## [MATERIAL SHOWN]
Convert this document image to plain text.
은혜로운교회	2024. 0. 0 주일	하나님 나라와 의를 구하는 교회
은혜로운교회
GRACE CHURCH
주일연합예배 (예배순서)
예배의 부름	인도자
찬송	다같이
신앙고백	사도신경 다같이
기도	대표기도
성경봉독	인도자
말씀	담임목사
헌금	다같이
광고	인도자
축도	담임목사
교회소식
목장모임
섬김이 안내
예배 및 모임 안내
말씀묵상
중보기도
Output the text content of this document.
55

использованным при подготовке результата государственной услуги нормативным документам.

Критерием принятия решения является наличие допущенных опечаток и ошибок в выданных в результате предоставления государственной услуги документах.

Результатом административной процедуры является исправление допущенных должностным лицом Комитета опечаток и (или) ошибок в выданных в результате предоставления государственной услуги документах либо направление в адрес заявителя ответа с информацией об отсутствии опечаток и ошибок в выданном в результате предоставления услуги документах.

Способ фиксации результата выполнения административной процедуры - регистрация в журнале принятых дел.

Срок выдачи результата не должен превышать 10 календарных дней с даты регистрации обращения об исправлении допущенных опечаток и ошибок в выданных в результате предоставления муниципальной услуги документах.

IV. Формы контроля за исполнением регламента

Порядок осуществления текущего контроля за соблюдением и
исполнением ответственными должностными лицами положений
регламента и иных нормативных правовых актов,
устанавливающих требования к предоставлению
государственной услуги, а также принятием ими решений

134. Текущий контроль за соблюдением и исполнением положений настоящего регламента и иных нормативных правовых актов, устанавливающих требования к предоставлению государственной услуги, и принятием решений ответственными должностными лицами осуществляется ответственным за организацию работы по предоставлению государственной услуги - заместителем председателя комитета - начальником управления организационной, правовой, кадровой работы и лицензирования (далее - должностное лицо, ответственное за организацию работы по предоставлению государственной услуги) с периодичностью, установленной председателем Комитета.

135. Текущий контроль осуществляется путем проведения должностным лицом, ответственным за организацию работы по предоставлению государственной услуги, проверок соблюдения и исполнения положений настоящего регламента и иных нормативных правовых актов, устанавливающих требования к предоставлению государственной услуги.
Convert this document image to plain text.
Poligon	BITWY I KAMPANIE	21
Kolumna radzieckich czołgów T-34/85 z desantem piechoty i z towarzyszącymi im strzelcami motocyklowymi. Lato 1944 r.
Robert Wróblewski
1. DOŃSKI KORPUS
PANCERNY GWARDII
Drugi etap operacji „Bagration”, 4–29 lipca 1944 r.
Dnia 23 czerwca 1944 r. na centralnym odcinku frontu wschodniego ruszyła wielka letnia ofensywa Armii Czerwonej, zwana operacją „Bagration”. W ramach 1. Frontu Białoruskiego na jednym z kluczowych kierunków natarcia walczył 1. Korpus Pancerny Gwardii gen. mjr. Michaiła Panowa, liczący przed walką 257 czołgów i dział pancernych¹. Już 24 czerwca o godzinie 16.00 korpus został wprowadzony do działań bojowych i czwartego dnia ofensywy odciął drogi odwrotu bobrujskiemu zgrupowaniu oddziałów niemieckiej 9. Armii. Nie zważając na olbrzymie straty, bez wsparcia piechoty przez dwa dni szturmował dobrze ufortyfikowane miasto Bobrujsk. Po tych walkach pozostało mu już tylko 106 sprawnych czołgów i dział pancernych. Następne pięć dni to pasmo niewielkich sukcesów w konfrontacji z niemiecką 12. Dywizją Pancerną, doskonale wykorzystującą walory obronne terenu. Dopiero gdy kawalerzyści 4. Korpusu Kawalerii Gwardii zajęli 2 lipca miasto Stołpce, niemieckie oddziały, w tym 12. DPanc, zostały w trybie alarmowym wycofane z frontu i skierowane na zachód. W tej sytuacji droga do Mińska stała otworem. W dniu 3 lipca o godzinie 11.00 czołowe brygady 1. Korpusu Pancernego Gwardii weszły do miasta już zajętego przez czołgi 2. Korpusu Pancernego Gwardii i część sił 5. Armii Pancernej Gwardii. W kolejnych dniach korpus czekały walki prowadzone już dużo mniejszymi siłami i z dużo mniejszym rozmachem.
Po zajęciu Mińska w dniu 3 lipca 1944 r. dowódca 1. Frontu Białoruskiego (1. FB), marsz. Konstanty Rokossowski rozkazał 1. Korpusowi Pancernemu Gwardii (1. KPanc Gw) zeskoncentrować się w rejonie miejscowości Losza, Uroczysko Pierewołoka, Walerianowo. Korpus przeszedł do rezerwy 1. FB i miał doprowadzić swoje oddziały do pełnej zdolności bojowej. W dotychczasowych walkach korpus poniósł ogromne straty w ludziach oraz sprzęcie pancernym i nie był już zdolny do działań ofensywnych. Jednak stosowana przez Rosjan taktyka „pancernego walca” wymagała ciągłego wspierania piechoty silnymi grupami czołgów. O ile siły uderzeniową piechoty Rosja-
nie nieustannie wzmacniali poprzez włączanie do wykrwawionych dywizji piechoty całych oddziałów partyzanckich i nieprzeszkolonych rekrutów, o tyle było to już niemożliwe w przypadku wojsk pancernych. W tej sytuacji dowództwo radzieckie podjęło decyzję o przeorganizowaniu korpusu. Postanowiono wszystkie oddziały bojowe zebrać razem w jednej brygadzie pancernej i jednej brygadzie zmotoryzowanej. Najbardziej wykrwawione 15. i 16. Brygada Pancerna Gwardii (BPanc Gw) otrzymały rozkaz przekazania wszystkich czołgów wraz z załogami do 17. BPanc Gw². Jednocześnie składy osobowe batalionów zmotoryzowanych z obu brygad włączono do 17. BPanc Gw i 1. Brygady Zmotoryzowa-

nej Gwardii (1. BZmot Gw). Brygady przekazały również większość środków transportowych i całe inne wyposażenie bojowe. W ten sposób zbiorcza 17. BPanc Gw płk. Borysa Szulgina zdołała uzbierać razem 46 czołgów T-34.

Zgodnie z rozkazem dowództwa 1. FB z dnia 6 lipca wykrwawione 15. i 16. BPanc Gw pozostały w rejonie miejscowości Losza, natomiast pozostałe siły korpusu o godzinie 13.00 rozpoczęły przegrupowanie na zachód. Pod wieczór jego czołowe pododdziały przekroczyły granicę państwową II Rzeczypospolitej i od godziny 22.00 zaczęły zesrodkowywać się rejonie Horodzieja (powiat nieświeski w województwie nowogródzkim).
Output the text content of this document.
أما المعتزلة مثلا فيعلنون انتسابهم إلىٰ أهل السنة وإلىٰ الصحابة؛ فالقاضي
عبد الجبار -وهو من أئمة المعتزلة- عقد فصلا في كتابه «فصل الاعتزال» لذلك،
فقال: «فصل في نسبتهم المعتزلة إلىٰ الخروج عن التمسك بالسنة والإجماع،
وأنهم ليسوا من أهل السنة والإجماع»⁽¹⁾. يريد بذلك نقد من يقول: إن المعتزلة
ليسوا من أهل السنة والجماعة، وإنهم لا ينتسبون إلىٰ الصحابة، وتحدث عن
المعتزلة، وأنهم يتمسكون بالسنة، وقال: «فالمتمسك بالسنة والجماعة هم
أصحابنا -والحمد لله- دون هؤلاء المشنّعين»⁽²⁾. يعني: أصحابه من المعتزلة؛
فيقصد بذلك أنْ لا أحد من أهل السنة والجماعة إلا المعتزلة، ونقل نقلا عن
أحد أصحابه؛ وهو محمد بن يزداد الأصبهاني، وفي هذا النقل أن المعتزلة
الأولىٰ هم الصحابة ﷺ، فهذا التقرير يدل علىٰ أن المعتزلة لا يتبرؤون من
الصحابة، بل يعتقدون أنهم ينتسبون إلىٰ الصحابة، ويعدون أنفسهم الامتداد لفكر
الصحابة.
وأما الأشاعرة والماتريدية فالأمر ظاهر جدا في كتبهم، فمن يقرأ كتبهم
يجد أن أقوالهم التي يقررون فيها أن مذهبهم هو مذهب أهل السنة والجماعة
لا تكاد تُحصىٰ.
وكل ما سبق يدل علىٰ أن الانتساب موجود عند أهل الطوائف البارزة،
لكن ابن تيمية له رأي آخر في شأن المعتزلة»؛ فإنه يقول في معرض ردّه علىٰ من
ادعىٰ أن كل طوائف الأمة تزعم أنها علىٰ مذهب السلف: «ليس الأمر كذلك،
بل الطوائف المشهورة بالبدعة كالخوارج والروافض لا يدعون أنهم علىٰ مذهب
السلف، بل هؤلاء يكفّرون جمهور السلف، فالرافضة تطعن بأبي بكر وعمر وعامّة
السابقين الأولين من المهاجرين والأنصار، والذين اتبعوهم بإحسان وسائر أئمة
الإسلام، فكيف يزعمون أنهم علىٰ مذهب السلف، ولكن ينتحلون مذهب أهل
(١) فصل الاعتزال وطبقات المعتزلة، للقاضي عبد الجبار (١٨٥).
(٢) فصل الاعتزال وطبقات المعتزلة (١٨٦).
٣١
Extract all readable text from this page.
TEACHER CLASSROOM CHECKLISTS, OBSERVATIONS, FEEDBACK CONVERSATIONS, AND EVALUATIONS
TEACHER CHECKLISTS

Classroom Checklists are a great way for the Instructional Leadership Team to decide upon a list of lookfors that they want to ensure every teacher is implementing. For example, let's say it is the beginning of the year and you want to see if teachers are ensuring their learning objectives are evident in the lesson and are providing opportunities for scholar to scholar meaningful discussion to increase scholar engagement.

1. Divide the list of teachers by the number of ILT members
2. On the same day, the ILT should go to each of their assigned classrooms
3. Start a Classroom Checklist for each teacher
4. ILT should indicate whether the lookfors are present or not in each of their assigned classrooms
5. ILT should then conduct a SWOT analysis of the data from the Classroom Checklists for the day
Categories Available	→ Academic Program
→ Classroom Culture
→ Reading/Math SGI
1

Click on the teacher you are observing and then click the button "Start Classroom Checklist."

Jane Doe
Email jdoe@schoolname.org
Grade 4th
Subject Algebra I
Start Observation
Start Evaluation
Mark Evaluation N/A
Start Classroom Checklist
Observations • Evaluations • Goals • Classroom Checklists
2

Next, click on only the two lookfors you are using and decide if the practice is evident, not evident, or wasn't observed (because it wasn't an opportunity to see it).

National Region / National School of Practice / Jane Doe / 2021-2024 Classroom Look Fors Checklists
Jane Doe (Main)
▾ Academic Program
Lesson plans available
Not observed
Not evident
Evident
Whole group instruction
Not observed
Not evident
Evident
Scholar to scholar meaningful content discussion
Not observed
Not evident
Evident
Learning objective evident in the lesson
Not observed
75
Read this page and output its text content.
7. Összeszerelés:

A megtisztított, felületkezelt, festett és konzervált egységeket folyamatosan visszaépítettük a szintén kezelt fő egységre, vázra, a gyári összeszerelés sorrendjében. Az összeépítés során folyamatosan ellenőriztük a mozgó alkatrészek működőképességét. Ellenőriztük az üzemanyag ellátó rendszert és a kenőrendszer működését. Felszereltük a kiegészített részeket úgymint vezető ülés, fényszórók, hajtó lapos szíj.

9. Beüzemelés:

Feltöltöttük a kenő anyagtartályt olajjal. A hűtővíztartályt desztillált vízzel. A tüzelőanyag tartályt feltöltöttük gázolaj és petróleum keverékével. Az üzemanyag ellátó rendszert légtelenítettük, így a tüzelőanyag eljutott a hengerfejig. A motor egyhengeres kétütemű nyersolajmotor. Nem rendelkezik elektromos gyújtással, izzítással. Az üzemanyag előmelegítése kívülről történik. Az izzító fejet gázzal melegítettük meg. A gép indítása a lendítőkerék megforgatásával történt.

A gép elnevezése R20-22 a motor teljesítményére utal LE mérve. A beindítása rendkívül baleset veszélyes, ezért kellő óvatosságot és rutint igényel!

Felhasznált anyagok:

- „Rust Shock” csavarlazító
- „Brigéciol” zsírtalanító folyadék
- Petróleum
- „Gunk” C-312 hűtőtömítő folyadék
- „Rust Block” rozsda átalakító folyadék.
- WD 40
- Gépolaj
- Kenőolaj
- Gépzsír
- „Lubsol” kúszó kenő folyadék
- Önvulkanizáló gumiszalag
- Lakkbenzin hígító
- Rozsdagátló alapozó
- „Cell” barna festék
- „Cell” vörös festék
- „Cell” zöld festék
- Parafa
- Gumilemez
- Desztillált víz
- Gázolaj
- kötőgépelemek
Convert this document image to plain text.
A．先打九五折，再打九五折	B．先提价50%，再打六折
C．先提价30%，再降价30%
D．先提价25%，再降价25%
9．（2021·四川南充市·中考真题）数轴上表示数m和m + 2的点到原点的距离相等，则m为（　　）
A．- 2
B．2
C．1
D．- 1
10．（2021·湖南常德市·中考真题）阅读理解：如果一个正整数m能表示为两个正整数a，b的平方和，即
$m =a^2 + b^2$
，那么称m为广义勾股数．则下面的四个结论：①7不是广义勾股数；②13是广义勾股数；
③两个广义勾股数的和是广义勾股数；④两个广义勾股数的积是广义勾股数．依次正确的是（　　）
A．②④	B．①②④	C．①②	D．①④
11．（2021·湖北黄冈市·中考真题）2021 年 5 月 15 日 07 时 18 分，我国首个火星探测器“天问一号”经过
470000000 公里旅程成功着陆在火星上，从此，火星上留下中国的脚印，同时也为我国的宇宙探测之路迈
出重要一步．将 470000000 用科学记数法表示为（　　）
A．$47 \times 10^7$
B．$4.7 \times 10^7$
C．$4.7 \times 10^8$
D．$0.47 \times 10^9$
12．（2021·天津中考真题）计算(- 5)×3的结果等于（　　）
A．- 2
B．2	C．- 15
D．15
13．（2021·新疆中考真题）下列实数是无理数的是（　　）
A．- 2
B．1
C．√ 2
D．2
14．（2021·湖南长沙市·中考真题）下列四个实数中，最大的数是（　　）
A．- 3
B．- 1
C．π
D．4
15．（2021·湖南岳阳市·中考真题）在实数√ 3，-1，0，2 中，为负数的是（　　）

## [TASK DETAILS]
Take each line of the material that contains the word "Rust" and list it.

## [THE SOLUTION]
- „Rust Shock” csavarlazító
- „Rust Block” rozsda átalakító folyadék.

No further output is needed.